§ What you will do: Exclude images, then output the remaining data verbatim.

§ Data section:
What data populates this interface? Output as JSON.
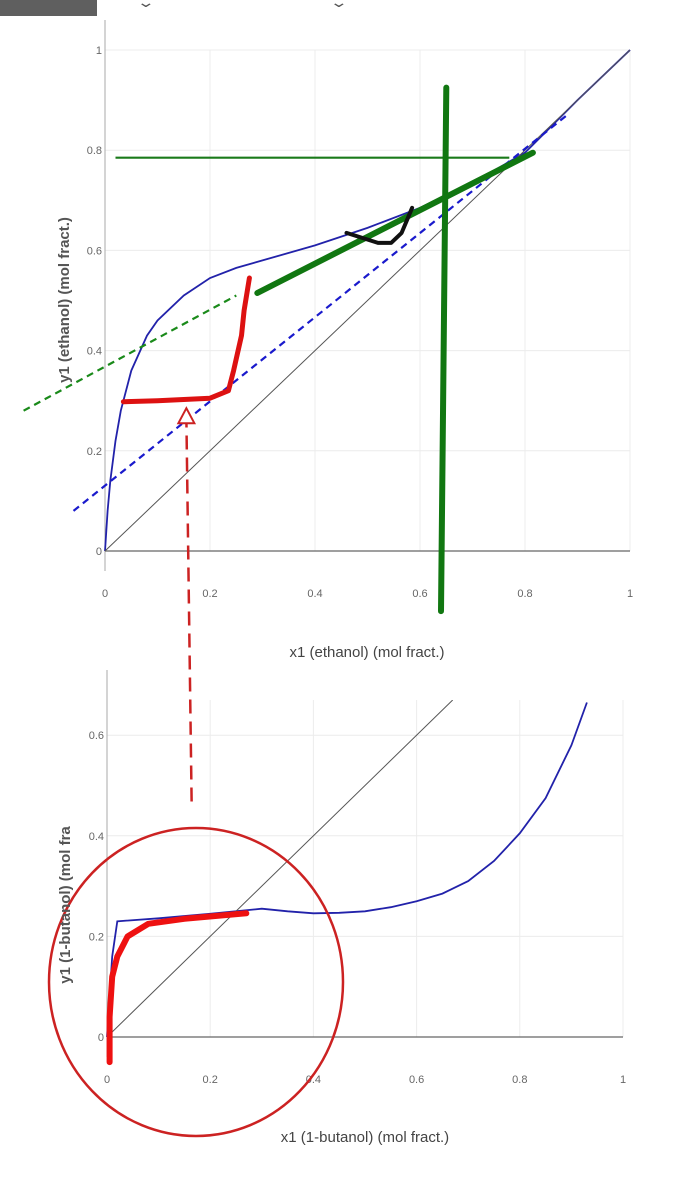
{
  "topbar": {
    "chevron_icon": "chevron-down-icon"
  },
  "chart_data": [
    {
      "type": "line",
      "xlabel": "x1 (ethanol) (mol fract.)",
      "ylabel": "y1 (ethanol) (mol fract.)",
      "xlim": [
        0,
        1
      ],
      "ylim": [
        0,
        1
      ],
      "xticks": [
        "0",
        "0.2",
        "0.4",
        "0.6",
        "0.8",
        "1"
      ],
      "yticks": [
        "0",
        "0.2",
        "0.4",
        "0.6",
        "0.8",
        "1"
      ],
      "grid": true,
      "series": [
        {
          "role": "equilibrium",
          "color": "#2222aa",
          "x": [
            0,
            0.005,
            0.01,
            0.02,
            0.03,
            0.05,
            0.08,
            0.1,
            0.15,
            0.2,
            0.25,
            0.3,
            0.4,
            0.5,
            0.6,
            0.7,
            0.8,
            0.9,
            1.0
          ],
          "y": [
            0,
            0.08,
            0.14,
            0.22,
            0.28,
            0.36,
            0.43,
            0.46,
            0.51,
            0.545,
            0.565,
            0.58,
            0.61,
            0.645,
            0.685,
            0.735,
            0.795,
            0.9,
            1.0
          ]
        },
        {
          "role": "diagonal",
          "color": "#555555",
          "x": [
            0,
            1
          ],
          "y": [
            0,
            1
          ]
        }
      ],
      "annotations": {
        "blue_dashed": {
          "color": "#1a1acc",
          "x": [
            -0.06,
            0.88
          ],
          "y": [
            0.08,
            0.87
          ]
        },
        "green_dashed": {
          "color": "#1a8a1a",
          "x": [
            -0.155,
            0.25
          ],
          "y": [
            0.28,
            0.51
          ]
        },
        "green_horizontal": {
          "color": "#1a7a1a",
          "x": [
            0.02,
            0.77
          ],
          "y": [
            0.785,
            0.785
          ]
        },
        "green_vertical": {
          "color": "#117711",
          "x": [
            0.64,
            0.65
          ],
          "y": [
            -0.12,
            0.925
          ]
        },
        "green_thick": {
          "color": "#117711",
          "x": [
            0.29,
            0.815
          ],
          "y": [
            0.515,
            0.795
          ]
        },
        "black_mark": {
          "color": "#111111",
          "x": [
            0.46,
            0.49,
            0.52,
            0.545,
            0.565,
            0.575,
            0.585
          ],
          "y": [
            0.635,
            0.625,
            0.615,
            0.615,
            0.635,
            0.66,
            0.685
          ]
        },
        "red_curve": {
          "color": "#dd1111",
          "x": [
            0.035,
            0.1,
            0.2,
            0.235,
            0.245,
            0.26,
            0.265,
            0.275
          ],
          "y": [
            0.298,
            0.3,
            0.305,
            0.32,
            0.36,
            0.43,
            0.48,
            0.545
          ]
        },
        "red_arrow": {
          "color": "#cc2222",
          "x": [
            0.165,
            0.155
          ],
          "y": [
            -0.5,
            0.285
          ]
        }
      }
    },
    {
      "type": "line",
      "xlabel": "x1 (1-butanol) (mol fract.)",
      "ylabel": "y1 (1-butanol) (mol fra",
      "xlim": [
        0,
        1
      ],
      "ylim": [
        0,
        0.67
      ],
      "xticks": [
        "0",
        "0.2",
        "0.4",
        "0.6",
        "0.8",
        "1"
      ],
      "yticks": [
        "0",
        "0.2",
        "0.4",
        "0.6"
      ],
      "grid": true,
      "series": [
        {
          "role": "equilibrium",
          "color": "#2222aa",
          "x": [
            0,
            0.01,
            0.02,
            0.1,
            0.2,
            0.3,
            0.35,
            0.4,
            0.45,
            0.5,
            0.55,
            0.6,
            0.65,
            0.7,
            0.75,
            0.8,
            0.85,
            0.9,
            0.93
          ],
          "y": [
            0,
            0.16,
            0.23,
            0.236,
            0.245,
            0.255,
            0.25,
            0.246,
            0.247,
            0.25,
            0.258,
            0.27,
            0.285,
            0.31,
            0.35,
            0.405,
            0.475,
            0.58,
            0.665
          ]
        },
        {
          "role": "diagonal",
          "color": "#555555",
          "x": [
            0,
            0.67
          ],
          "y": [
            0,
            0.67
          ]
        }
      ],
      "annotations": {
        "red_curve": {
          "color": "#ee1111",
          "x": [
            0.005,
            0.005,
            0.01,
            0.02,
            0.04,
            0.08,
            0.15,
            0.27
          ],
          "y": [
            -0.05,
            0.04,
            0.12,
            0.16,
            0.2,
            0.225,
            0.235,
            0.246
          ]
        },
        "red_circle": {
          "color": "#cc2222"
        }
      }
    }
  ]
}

§ Answer in full:
What data populates this interface? Output as JSON.
{
  "topbar": {
    "chevron_icon": "chevron-down-icon"
  },
  "chart_data": [
    {
      "type": "line",
      "xlabel": "x1 (ethanol) (mol fract.)",
      "ylabel": "y1 (ethanol) (mol fract.)",
      "xlim": [
        0,
        1
      ],
      "ylim": [
        0,
        1
      ],
      "xticks": [
        "0",
        "0.2",
        "0.4",
        "0.6",
        "0.8",
        "1"
      ],
      "yticks": [
        "0",
        "0.2",
        "0.4",
        "0.6",
        "0.8",
        "1"
      ],
      "grid": true,
      "series": [
        {
          "role": "equilibrium",
          "color": "#2222aa",
          "x": [
            0,
            0.005,
            0.01,
            0.02,
            0.03,
            0.05,
            0.08,
            0.1,
            0.15,
            0.2,
            0.25,
            0.3,
            0.4,
            0.5,
            0.6,
            0.7,
            0.8,
            0.9,
            1.0
          ],
          "y": [
            0,
            0.08,
            0.14,
            0.22,
            0.28,
            0.36,
            0.43,
            0.46,
            0.51,
            0.545,
            0.565,
            0.58,
            0.61,
            0.645,
            0.685,
            0.735,
            0.795,
            0.9,
            1.0
          ]
        },
        {
          "role": "diagonal",
          "color": "#555555",
          "x": [
            0,
            1
          ],
          "y": [
            0,
            1
          ]
        }
      ],
      "annotations": {
        "blue_dashed": {
          "color": "#1a1acc",
          "x": [
            -0.06,
            0.88
          ],
          "y": [
            0.08,
            0.87
          ]
        },
        "green_dashed": {
          "color": "#1a8a1a",
          "x": [
            -0.155,
            0.25
          ],
          "y": [
            0.28,
            0.51
          ]
        },
        "green_horizontal": {
          "color": "#1a7a1a",
          "x": [
            0.02,
            0.77
          ],
          "y": [
            0.785,
            0.785
          ]
        },
        "green_vertical": {
          "color": "#117711",
          "x": [
            0.64,
            0.65
          ],
          "y": [
            -0.12,
            0.925
          ]
        },
        "green_thick": {
          "color": "#117711",
          "x": [
            0.29,
            0.815
          ],
          "y": [
            0.515,
            0.795
          ]
        },
        "black_mark": {
          "color": "#111111",
          "x": [
            0.46,
            0.49,
            0.52,
            0.545,
            0.565,
            0.575,
            0.585
          ],
          "y": [
            0.635,
            0.625,
            0.615,
            0.615,
            0.635,
            0.66,
            0.685
          ]
        },
        "red_curve": {
          "color": "#dd1111",
          "x": [
            0.035,
            0.1,
            0.2,
            0.235,
            0.245,
            0.26,
            0.265,
            0.275
          ],
          "y": [
            0.298,
            0.3,
            0.305,
            0.32,
            0.36,
            0.43,
            0.48,
            0.545
          ]
        },
        "red_arrow": {
          "color": "#cc2222",
          "x": [
            0.165,
            0.155
          ],
          "y": [
            -0.5,
            0.285
          ]
        }
      }
    },
    {
      "type": "line",
      "xlabel": "x1 (1-butanol) (mol fract.)",
      "ylabel": "y1 (1-butanol) (mol fra",
      "xlim": [
        0,
        1
      ],
      "ylim": [
        0,
        0.67
      ],
      "xticks": [
        "0",
        "0.2",
        "0.4",
        "0.6",
        "0.8",
        "1"
      ],
      "yticks": [
        "0",
        "0.2",
        "0.4",
        "0.6"
      ],
      "grid": true,
      "series": [
        {
          "role": "equilibrium",
          "color": "#2222aa",
          "x": [
            0,
            0.01,
            0.02,
            0.1,
            0.2,
            0.3,
            0.35,
            0.4,
            0.45,
            0.5,
            0.55,
            0.6,
            0.65,
            0.7,
            0.75,
            0.8,
            0.85,
            0.9,
            0.93
          ],
          "y": [
            0,
            0.16,
            0.23,
            0.236,
            0.245,
            0.255,
            0.25,
            0.246,
            0.247,
            0.25,
            0.258,
            0.27,
            0.285,
            0.31,
            0.35,
            0.405,
            0.475,
            0.58,
            0.665
          ]
        },
        {
          "role": "diagonal",
          "color": "#555555",
          "x": [
            0,
            0.67
          ],
          "y": [
            0,
            0.67
          ]
        }
      ],
      "annotations": {
        "red_curve": {
          "color": "#ee1111",
          "x": [
            0.005,
            0.005,
            0.01,
            0.02,
            0.04,
            0.08,
            0.15,
            0.27
          ],
          "y": [
            -0.05,
            0.04,
            0.12,
            0.16,
            0.2,
            0.225,
            0.235,
            0.246
          ]
        },
        "red_circle": {
          "color": "#cc2222"
        }
      }
    }
  ]
}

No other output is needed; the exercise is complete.